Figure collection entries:
# # # #
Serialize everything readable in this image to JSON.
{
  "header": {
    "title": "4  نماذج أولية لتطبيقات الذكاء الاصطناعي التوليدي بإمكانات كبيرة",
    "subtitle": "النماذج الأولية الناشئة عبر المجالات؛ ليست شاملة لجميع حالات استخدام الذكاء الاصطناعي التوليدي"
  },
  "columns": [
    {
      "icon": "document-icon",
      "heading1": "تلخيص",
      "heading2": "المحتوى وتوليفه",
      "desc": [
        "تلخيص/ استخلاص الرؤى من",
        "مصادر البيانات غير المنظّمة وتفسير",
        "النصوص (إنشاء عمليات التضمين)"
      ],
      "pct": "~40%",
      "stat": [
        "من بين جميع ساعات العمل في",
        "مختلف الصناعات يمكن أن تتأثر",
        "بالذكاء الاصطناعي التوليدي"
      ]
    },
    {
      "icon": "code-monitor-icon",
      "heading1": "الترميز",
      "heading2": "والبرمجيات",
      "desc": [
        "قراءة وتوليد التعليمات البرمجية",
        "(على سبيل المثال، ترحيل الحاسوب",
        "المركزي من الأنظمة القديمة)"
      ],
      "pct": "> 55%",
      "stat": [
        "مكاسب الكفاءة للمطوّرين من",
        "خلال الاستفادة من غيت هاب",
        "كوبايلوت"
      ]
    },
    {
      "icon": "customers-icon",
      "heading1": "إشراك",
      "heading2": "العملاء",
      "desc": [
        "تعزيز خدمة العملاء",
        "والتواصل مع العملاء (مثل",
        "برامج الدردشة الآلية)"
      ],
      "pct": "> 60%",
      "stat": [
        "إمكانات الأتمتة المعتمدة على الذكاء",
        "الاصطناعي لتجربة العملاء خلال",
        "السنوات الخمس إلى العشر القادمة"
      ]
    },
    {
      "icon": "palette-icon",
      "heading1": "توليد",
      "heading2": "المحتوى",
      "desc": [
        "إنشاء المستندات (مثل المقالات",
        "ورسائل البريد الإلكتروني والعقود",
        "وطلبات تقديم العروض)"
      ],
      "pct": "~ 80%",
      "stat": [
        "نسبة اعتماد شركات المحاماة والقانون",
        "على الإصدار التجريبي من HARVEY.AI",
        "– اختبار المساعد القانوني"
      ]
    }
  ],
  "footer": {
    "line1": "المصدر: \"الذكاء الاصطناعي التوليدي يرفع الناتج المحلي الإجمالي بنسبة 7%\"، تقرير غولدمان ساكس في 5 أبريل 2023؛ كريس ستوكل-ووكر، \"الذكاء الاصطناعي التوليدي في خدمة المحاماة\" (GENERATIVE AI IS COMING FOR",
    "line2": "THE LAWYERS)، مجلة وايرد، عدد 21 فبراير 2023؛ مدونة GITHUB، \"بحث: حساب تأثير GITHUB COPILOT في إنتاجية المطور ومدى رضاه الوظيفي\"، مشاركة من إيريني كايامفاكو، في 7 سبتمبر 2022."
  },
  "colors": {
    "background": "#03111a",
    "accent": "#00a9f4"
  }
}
# # # #
* [PROBLEM]: Extract the full listing above without alteration.

* [RESULT FOR THIS TASK]:
Serialize everything readable in this image to JSON.
{
  "header": {
    "title": "4  نماذج أولية لتطبيقات الذكاء الاصطناعي التوليدي بإمكانات كبيرة",
    "subtitle": "النماذج الأولية الناشئة عبر المجالات؛ ليست شاملة لجميع حالات استخدام الذكاء الاصطناعي التوليدي"
  },
  "columns": [
    {
      "icon": "document-icon",
      "heading1": "تلخيص",
      "heading2": "المحتوى وتوليفه",
      "desc": [
        "تلخيص/ استخلاص الرؤى من",
        "مصادر البيانات غير المنظّمة وتفسير",
        "النصوص (إنشاء عمليات التضمين)"
      ],
      "pct": "~40%",
      "stat": [
        "من بين جميع ساعات العمل في",
        "مختلف الصناعات يمكن أن تتأثر",
        "بالذكاء الاصطناعي التوليدي"
      ]
    },
    {
      "icon": "code-monitor-icon",
      "heading1": "الترميز",
      "heading2": "والبرمجيات",
      "desc": [
        "قراءة وتوليد التعليمات البرمجية",
        "(على سبيل المثال، ترحيل الحاسوب",
        "المركزي من الأنظمة القديمة)"
      ],
      "pct": "> 55%",
      "stat": [
        "مكاسب الكفاءة للمطوّرين من",
        "خلال الاستفادة من غيت هاب",
        "كوبايلوت"
      ]
    },
    {
      "icon": "customers-icon",
      "heading1": "إشراك",
      "heading2": "العملاء",
      "desc": [
        "تعزيز خدمة العملاء",
        "والتواصل مع العملاء (مثل",
        "برامج الدردشة الآلية)"
      ],
      "pct": "> 60%",
      "stat": [
        "إمكانات الأتمتة المعتمدة على الذكاء",
        "الاصطناعي لتجربة العملاء خلال",
        "السنوات الخمس إلى العشر القادمة"
      ]
    },
    {
      "icon": "palette-icon",
      "heading1": "توليد",
      "heading2": "المحتوى",
      "desc": [
        "إنشاء المستندات (مثل المقالات",
        "ورسائل البريد الإلكتروني والعقود",
        "وطلبات تقديم العروض)"
      ],
      "pct": "~ 80%",
      "stat": [
        "نسبة اعتماد شركات المحاماة والقانون",
        "على الإصدار التجريبي من HARVEY.AI",
        "– اختبار المساعد القانوني"
      ]
    }
  ],
  "footer": {
    "line1": "المصدر: \"الذكاء الاصطناعي التوليدي يرفع الناتج المحلي الإجمالي بنسبة 7%\"، تقرير غولدمان ساكس في 5 أبريل 2023؛ كريس ستوكل-ووكر، \"الذكاء الاصطناعي التوليدي في خدمة المحاماة\" (GENERATIVE AI IS COMING FOR",
    "line2": "THE LAWYERS)، مجلة وايرد، عدد 21 فبراير 2023؛ مدونة GITHUB، \"بحث: حساب تأثير GITHUB COPILOT في إنتاجية المطور ومدى رضاه الوظيفي\"، مشاركة من إيريني كايامفاكو، في 7 سبتمبر 2022."
  },
  "colors": {
    "background": "#03111a",
    "accent": "#00a9f4"
  }
}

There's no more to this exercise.